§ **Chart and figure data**
====================

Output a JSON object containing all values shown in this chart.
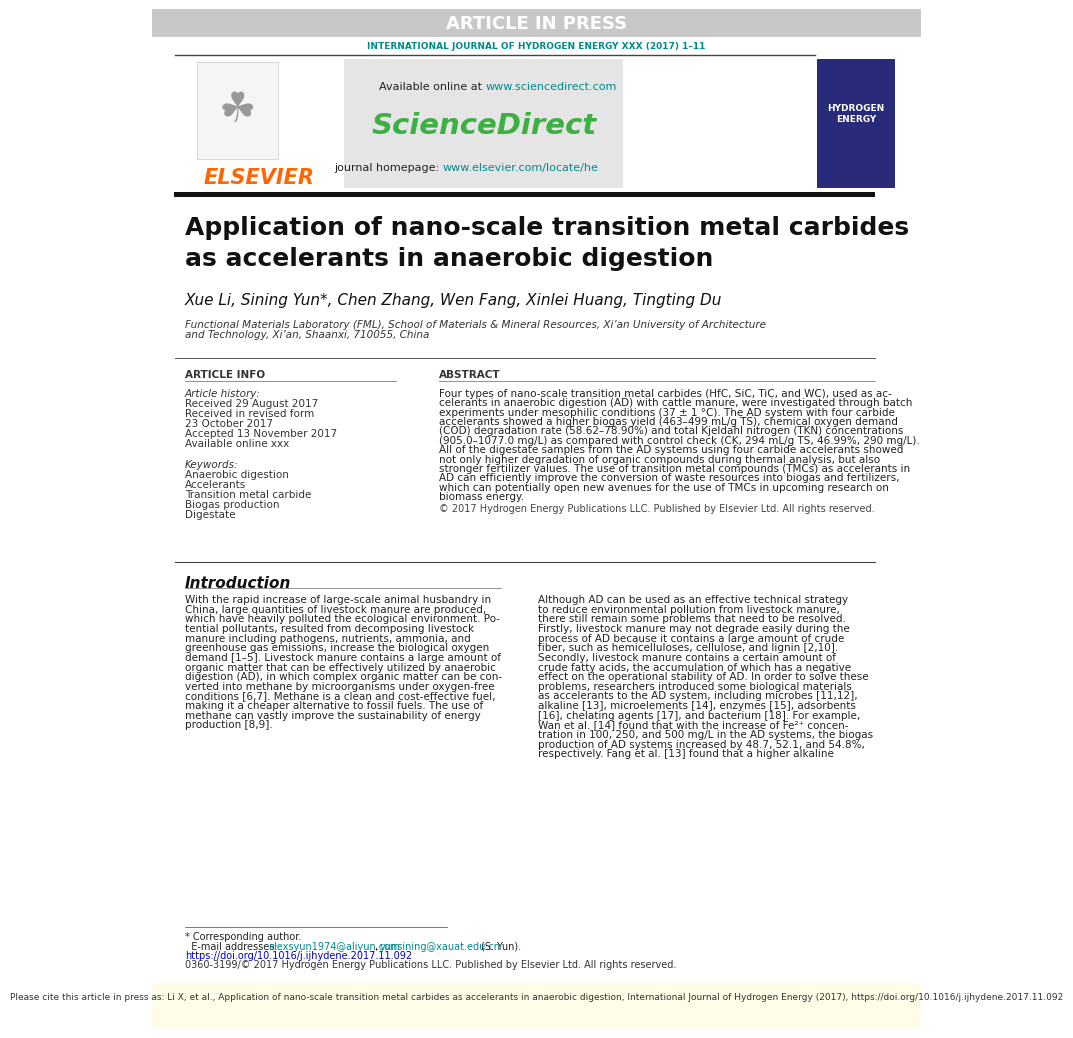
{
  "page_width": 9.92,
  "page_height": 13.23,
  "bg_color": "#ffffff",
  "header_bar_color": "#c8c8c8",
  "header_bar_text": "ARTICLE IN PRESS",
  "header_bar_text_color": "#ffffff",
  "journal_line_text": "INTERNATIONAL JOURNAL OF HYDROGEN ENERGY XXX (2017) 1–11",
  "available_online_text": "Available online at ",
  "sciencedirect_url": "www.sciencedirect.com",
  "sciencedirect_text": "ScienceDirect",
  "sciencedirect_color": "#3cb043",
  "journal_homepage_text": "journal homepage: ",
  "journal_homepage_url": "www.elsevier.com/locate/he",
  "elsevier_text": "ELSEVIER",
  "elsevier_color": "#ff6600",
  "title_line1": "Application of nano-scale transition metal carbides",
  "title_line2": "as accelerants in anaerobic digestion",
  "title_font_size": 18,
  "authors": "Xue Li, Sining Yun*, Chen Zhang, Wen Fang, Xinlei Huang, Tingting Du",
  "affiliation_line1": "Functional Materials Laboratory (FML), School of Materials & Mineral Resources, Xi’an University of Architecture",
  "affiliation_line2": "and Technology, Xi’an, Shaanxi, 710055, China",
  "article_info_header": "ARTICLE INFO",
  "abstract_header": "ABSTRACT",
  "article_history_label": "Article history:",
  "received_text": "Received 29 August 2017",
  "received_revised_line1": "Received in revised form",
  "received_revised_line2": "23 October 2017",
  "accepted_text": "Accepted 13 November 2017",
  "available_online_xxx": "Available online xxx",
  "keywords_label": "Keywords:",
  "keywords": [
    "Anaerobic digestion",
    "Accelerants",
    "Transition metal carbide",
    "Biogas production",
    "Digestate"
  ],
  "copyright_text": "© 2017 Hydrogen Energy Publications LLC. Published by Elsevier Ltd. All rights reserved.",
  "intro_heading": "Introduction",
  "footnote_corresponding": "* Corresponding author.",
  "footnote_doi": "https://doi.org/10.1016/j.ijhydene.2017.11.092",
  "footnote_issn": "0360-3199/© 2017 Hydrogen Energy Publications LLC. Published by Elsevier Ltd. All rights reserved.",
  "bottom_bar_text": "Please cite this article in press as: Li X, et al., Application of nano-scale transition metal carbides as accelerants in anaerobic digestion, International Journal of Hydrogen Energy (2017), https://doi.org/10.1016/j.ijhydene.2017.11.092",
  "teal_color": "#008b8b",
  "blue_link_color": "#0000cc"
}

====================

§ **Written task**
Transcribe the full listing above exactly, with the images removed.

§ **Full response**
Output a JSON object containing all values shown in this chart.
{
  "page_width": 9.92,
  "page_height": 13.23,
  "bg_color": "#ffffff",
  "header_bar_color": "#c8c8c8",
  "header_bar_text": "ARTICLE IN PRESS",
  "header_bar_text_color": "#ffffff",
  "journal_line_text": "INTERNATIONAL JOURNAL OF HYDROGEN ENERGY XXX (2017) 1–11",
  "available_online_text": "Available online at ",
  "sciencedirect_url": "www.sciencedirect.com",
  "sciencedirect_text": "ScienceDirect",
  "sciencedirect_color": "#3cb043",
  "journal_homepage_text": "journal homepage: ",
  "journal_homepage_url": "www.elsevier.com/locate/he",
  "elsevier_text": "ELSEVIER",
  "elsevier_color": "#ff6600",
  "title_line1": "Application of nano-scale transition metal carbides",
  "title_line2": "as accelerants in anaerobic digestion",
  "title_font_size": 18,
  "authors": "Xue Li, Sining Yun*, Chen Zhang, Wen Fang, Xinlei Huang, Tingting Du",
  "affiliation_line1": "Functional Materials Laboratory (FML), School of Materials & Mineral Resources, Xi’an University of Architecture",
  "affiliation_line2": "and Technology, Xi’an, Shaanxi, 710055, China",
  "article_info_header": "ARTICLE INFO",
  "abstract_header": "ABSTRACT",
  "article_history_label": "Article history:",
  "received_text": "Received 29 August 2017",
  "received_revised_line1": "Received in revised form",
  "received_revised_line2": "23 October 2017",
  "accepted_text": "Accepted 13 November 2017",
  "available_online_xxx": "Available online xxx",
  "keywords_label": "Keywords:",
  "keywords": [
    "Anaerobic digestion",
    "Accelerants",
    "Transition metal carbide",
    "Biogas production",
    "Digestate"
  ],
  "copyright_text": "© 2017 Hydrogen Energy Publications LLC. Published by Elsevier Ltd. All rights reserved.",
  "intro_heading": "Introduction",
  "footnote_corresponding": "* Corresponding author.",
  "footnote_doi": "https://doi.org/10.1016/j.ijhydene.2017.11.092",
  "footnote_issn": "0360-3199/© 2017 Hydrogen Energy Publications LLC. Published by Elsevier Ltd. All rights reserved.",
  "bottom_bar_text": "Please cite this article in press as: Li X, et al., Application of nano-scale transition metal carbides as accelerants in anaerobic digestion, International Journal of Hydrogen Energy (2017), https://doi.org/10.1016/j.ijhydene.2017.11.092",
  "teal_color": "#008b8b",
  "blue_link_color": "#0000cc"
}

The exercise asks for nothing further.